++++ Provided information ++++

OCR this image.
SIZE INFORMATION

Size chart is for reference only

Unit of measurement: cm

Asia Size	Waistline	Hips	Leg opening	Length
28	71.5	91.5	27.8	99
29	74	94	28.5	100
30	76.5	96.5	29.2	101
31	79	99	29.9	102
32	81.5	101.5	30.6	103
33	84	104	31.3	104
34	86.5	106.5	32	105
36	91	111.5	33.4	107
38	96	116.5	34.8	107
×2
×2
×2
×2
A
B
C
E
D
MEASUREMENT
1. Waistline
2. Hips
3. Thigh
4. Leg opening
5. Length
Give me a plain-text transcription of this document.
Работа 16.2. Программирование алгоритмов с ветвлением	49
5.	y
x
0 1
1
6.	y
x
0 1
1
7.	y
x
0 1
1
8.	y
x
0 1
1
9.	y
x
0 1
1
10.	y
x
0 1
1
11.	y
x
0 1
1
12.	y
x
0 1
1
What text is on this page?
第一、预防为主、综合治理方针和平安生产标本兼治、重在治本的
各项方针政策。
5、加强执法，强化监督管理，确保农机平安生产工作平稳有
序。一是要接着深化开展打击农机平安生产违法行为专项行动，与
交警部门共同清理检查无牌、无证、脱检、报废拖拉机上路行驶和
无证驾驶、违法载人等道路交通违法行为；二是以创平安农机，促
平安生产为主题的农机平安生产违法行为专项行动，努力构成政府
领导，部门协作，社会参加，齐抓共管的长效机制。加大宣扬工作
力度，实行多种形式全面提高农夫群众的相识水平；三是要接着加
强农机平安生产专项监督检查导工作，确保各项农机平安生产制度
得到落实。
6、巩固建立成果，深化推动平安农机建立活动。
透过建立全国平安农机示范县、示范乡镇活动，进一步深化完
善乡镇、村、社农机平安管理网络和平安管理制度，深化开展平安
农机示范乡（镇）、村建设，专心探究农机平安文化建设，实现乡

++++

Problem description – Each record above must be given again exactly.

Result of the task –
OCR this image.
SIZE INFORMATION

Size chart is for reference only

Unit of measurement: cm

Asia Size	Waistline	Hips	Leg opening	Length
28	71.5	91.5	27.8	99
29	74	94	28.5	100
30	76.5	96.5	29.2	101
31	79	99	29.9	102
32	81.5	101.5	30.6	103
33	84	104	31.3	104
34	86.5	106.5	32	105
36	91	111.5	33.4	107
38	96	116.5	34.8	107
×2
×2
×2
×2
A
B
C
E
D
MEASUREMENT
1. Waistline
2. Hips
3. Thigh
4. Leg opening
5. Length
Give me a plain-text transcription of this document.
Работа 16.2. Программирование алгоритмов с ветвлением	49
5.	y
x
0 1
1
6.	y
x
0 1
1
7.	y
x
0 1
1
8.	y
x
0 1
1
9.	y
x
0 1
1
10.	y
x
0 1
1
11.	y
x
0 1
1
12.	y
x
0 1
1
What text is on this page?
第一、预防为主、综合治理方针和平安生产标本兼治、重在治本的
各项方针政策。
5、加强执法，强化监督管理，确保农机平安生产工作平稳有
序。一是要接着深化开展打击农机平安生产违法行为专项行动，与
交警部门共同清理检查无牌、无证、脱检、报废拖拉机上路行驶和
无证驾驶、违法载人等道路交通违法行为；二是以创平安农机，促
平安生产为主题的农机平安生产违法行为专项行动，努力构成政府
领导，部门协作，社会参加，齐抓共管的长效机制。加大宣扬工作
力度，实行多种形式全面提高农夫群众的相识水平；三是要接着加
强农机平安生产专项监督检查导工作，确保各项农机平安生产制度
得到落实。
6、巩固建立成果，深化推动平安农机建立活动。
透过建立全国平安农机示范县、示范乡镇活动，进一步深化完
善乡镇、村、社农机平安管理网络和平安管理制度，深化开展平安
农机示范乡（镇）、村建设，专心探究农机平安文化建设，实现乡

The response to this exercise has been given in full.